**Problem statement:**
Search the data below for the word "type" and copy each line that holds it.

>> Begin Dataset rows

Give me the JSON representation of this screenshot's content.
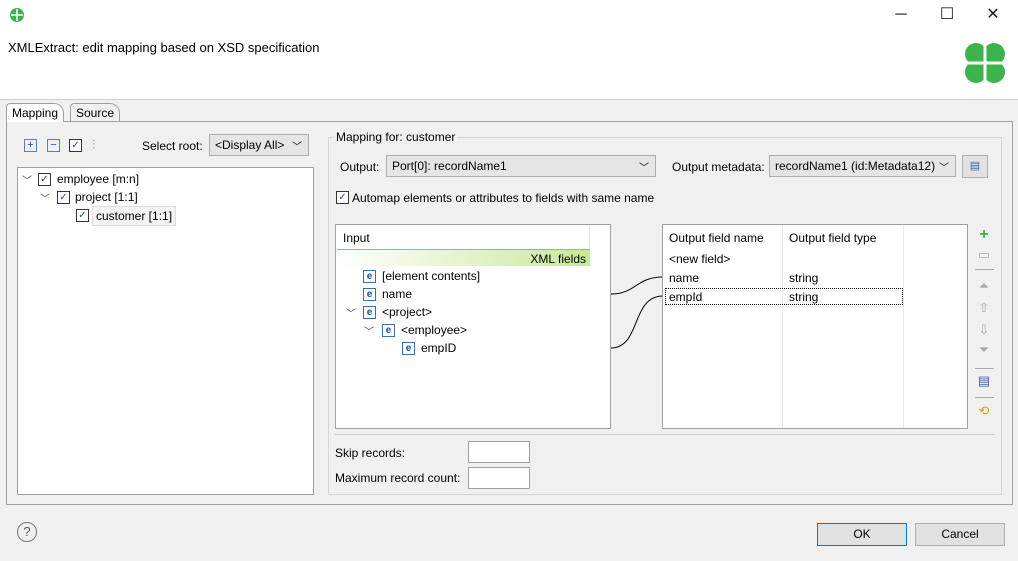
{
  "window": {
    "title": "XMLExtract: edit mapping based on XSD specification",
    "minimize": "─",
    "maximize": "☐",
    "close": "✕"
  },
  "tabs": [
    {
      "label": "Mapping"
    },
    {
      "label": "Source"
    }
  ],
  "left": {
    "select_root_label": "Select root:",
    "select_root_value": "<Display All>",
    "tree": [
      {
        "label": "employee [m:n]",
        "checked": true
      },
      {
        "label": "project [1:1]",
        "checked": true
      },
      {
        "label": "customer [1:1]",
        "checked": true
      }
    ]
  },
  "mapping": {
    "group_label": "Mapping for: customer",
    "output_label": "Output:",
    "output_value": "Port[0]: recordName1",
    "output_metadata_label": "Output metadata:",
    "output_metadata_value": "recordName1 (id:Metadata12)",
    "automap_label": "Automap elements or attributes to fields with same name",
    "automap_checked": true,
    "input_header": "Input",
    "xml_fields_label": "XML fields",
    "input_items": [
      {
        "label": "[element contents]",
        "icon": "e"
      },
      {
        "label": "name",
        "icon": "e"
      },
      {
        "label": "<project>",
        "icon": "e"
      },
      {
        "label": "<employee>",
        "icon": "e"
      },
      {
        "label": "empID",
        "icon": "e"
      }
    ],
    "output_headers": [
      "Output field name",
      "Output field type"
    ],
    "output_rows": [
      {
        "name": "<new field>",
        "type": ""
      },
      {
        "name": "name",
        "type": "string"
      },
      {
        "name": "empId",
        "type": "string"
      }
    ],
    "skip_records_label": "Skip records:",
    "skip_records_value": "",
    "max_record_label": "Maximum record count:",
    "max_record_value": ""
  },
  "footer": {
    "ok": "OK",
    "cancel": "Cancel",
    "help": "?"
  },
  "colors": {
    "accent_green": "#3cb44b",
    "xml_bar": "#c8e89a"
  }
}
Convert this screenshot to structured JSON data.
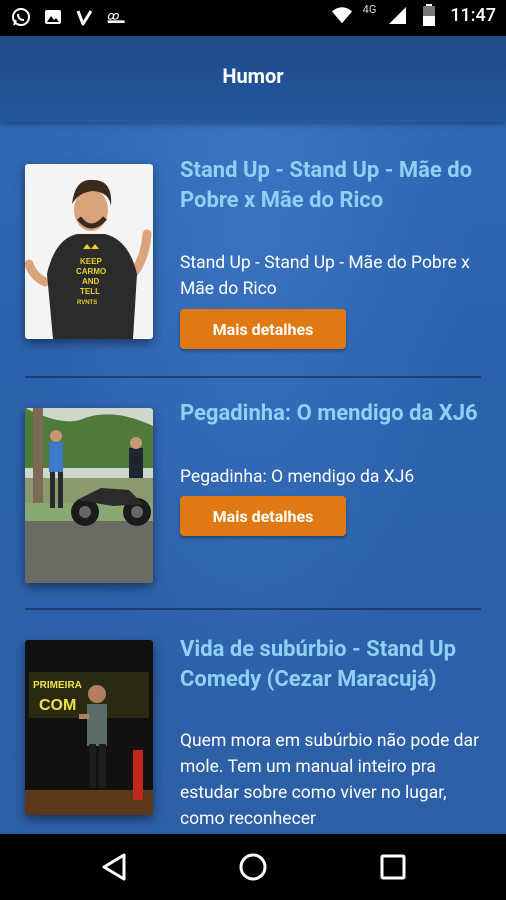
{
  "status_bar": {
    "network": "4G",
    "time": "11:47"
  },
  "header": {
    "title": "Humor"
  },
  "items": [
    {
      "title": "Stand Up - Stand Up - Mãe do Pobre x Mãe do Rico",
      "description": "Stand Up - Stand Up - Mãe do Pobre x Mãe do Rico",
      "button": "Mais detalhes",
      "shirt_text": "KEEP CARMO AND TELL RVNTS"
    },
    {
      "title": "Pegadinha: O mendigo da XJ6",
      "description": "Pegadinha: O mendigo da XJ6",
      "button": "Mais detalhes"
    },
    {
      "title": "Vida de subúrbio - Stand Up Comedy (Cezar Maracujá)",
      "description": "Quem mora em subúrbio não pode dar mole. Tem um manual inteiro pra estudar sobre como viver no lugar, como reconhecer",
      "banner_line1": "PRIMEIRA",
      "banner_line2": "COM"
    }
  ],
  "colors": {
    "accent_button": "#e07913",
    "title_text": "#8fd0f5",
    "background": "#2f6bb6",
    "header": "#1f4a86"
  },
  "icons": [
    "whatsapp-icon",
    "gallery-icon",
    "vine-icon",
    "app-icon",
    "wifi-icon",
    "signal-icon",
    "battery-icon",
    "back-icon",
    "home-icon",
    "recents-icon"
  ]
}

>> End Dataset rows

**Written reply:**
      "Output field type"
        "type": ""
        "type": "string"
        "type": "string"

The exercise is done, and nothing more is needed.